[Begin]
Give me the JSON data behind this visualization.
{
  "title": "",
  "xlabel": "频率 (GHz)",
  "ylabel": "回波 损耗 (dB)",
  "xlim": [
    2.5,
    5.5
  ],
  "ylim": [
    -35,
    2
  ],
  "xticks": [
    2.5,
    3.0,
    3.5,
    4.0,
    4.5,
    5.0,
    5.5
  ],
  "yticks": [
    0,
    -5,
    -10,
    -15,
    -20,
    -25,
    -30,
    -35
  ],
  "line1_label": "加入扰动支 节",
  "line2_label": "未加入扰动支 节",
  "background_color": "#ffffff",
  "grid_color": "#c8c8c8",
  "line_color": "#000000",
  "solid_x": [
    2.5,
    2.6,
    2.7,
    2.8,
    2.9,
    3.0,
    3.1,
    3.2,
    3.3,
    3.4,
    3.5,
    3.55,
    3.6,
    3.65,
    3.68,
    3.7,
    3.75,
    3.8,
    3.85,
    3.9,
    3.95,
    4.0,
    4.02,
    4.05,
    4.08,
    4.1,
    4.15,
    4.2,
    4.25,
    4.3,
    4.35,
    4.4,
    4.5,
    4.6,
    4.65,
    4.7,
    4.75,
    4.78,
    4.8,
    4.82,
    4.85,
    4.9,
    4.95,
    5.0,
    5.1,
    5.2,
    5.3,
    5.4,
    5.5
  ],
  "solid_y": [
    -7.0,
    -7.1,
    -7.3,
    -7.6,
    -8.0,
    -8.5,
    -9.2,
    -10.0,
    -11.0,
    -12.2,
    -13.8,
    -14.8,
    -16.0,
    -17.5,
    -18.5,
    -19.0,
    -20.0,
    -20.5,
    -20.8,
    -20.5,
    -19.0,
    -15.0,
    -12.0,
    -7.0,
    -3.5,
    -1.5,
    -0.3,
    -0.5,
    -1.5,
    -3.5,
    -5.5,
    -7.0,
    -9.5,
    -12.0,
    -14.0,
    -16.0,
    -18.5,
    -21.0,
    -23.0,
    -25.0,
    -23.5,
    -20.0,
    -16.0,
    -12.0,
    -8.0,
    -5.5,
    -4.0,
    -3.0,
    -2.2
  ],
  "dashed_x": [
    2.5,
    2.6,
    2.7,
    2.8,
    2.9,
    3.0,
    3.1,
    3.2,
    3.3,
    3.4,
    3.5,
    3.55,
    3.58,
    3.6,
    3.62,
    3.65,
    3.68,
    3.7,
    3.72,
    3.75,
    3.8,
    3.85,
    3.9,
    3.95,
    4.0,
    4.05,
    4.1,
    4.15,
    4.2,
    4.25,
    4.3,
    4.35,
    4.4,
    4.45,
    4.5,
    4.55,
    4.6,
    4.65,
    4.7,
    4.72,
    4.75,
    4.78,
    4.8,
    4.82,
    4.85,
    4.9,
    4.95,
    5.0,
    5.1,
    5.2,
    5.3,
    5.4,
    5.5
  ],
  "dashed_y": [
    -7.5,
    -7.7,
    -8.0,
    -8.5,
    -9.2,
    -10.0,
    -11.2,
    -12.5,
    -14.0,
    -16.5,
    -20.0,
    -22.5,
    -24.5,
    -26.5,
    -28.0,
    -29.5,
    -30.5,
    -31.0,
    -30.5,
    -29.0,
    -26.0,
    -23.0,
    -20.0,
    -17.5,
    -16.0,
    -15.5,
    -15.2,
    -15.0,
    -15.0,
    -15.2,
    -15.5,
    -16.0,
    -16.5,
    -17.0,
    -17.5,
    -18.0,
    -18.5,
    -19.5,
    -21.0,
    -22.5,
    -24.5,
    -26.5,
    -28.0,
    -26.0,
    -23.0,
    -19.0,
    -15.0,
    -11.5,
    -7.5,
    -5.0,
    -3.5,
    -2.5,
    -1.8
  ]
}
[End]
# Task directions:
Restate the whole of the material exactly.

# Problem solution:
Give me the JSON data behind this visualization.
{
  "title": "",
  "xlabel": "频率 (GHz)",
  "ylabel": "回波 损耗 (dB)",
  "xlim": [
    2.5,
    5.5
  ],
  "ylim": [
    -35,
    2
  ],
  "xticks": [
    2.5,
    3.0,
    3.5,
    4.0,
    4.5,
    5.0,
    5.5
  ],
  "yticks": [
    0,
    -5,
    -10,
    -15,
    -20,
    -25,
    -30,
    -35
  ],
  "line1_label": "加入扰动支 节",
  "line2_label": "未加入扰动支 节",
  "background_color": "#ffffff",
  "grid_color": "#c8c8c8",
  "line_color": "#000000",
  "solid_x": [
    2.5,
    2.6,
    2.7,
    2.8,
    2.9,
    3.0,
    3.1,
    3.2,
    3.3,
    3.4,
    3.5,
    3.55,
    3.6,
    3.65,
    3.68,
    3.7,
    3.75,
    3.8,
    3.85,
    3.9,
    3.95,
    4.0,
    4.02,
    4.05,
    4.08,
    4.1,
    4.15,
    4.2,
    4.25,
    4.3,
    4.35,
    4.4,
    4.5,
    4.6,
    4.65,
    4.7,
    4.75,
    4.78,
    4.8,
    4.82,
    4.85,
    4.9,
    4.95,
    5.0,
    5.1,
    5.2,
    5.3,
    5.4,
    5.5
  ],
  "solid_y": [
    -7.0,
    -7.1,
    -7.3,
    -7.6,
    -8.0,
    -8.5,
    -9.2,
    -10.0,
    -11.0,
    -12.2,
    -13.8,
    -14.8,
    -16.0,
    -17.5,
    -18.5,
    -19.0,
    -20.0,
    -20.5,
    -20.8,
    -20.5,
    -19.0,
    -15.0,
    -12.0,
    -7.0,
    -3.5,
    -1.5,
    -0.3,
    -0.5,
    -1.5,
    -3.5,
    -5.5,
    -7.0,
    -9.5,
    -12.0,
    -14.0,
    -16.0,
    -18.5,
    -21.0,
    -23.0,
    -25.0,
    -23.5,
    -20.0,
    -16.0,
    -12.0,
    -8.0,
    -5.5,
    -4.0,
    -3.0,
    -2.2
  ],
  "dashed_x": [
    2.5,
    2.6,
    2.7,
    2.8,
    2.9,
    3.0,
    3.1,
    3.2,
    3.3,
    3.4,
    3.5,
    3.55,
    3.58,
    3.6,
    3.62,
    3.65,
    3.68,
    3.7,
    3.72,
    3.75,
    3.8,
    3.85,
    3.9,
    3.95,
    4.0,
    4.05,
    4.1,
    4.15,
    4.2,
    4.25,
    4.3,
    4.35,
    4.4,
    4.45,
    4.5,
    4.55,
    4.6,
    4.65,
    4.7,
    4.72,
    4.75,
    4.78,
    4.8,
    4.82,
    4.85,
    4.9,
    4.95,
    5.0,
    5.1,
    5.2,
    5.3,
    5.4,
    5.5
  ],
  "dashed_y": [
    -7.5,
    -7.7,
    -8.0,
    -8.5,
    -9.2,
    -10.0,
    -11.2,
    -12.5,
    -14.0,
    -16.5,
    -20.0,
    -22.5,
    -24.5,
    -26.5,
    -28.0,
    -29.5,
    -30.5,
    -31.0,
    -30.5,
    -29.0,
    -26.0,
    -23.0,
    -20.0,
    -17.5,
    -16.0,
    -15.5,
    -15.2,
    -15.0,
    -15.0,
    -15.2,
    -15.5,
    -16.0,
    -16.5,
    -17.0,
    -17.5,
    -18.0,
    -18.5,
    -19.5,
    -21.0,
    -22.5,
    -24.5,
    -26.5,
    -28.0,
    -26.0,
    -23.0,
    -19.0,
    -15.0,
    -11.5,
    -7.5,
    -5.0,
    -3.5,
    -2.5,
    -1.8
  ]
}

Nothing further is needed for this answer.